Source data
-- START --

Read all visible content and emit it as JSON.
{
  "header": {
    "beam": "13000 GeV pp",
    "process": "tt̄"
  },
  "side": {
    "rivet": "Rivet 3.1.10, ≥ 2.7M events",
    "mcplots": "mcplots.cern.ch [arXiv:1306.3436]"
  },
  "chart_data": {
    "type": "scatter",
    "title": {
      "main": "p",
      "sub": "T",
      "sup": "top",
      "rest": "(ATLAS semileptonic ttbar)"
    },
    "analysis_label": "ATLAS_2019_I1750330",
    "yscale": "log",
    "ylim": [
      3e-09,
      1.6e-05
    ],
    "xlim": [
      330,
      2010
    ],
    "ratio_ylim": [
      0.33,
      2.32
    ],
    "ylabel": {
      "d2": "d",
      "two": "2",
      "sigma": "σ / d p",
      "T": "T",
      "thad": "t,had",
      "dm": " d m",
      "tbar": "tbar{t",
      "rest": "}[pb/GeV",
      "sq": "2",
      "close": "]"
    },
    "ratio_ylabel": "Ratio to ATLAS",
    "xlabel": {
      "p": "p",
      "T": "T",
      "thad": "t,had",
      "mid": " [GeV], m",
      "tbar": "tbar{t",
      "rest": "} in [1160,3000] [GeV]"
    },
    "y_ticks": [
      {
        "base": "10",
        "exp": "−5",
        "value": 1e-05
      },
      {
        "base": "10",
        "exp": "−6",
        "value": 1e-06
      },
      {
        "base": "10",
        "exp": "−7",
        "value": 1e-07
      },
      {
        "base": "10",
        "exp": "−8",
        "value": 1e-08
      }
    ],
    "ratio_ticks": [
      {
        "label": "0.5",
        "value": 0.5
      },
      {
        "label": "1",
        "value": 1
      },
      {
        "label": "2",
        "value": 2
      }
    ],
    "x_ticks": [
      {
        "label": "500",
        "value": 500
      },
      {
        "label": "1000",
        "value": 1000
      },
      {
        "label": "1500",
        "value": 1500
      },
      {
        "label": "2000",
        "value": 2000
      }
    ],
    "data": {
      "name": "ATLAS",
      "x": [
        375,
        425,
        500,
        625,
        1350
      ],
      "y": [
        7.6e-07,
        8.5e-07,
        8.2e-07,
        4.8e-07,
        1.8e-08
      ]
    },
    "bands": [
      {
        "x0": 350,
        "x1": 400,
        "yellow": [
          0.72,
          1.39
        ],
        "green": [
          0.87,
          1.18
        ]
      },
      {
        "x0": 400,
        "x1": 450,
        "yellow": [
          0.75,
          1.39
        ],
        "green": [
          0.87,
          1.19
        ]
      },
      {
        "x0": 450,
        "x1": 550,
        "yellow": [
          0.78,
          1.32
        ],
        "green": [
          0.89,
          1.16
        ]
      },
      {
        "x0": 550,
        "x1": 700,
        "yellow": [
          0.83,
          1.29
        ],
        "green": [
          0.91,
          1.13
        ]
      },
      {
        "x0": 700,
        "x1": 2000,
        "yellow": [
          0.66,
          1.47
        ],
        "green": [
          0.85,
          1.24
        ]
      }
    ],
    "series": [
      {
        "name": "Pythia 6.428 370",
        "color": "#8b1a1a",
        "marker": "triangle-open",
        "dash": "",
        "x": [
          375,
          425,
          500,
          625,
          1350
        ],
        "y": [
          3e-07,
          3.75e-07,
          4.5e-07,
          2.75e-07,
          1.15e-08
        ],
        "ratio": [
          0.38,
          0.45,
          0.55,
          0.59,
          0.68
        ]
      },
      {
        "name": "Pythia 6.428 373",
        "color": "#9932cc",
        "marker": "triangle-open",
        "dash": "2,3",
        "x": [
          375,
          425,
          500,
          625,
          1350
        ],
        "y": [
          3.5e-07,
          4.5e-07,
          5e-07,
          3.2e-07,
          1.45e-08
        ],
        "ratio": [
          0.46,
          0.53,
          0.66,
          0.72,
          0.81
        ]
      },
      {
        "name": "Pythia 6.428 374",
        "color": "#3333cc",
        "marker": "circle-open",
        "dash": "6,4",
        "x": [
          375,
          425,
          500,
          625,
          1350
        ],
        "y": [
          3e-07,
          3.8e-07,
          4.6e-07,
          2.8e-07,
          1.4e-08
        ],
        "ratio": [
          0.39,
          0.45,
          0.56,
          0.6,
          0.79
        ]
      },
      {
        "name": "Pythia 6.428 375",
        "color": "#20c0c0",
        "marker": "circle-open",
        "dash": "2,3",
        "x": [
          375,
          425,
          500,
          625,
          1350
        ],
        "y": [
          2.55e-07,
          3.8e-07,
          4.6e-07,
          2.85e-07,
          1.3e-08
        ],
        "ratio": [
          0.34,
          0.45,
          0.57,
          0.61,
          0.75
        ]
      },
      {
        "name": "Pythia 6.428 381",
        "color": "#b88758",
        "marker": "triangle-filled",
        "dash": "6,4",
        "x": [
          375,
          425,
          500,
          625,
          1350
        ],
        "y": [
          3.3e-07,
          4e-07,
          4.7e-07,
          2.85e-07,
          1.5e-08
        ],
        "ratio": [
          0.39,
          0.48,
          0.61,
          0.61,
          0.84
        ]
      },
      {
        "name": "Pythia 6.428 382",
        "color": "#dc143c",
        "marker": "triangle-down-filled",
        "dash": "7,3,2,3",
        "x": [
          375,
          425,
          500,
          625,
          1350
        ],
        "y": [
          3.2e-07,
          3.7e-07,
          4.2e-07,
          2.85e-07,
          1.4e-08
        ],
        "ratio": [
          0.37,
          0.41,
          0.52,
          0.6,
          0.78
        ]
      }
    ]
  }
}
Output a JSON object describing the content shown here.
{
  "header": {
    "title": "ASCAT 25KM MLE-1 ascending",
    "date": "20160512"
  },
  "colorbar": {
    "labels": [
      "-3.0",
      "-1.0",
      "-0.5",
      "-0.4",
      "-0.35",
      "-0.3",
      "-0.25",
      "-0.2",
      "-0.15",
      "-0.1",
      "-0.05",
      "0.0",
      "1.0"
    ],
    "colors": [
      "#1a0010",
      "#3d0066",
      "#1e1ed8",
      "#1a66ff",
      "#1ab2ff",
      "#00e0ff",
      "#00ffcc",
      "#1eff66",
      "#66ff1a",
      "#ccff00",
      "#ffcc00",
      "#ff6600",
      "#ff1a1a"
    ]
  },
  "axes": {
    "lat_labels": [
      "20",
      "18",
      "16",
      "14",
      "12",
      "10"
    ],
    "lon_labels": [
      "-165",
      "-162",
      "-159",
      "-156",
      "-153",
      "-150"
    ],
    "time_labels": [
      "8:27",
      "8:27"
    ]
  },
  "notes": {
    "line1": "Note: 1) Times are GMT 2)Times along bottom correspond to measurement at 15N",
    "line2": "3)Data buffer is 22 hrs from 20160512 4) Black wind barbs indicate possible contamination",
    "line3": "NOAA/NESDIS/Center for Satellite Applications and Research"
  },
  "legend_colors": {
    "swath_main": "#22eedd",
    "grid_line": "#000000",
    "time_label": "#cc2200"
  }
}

-- END --

Goal of the exercise:
Scan the material above for the string "title" and report each line where you find it.

Written reply:
    "title": {
    "title": "ASCAT 25KM MLE-1 ascending",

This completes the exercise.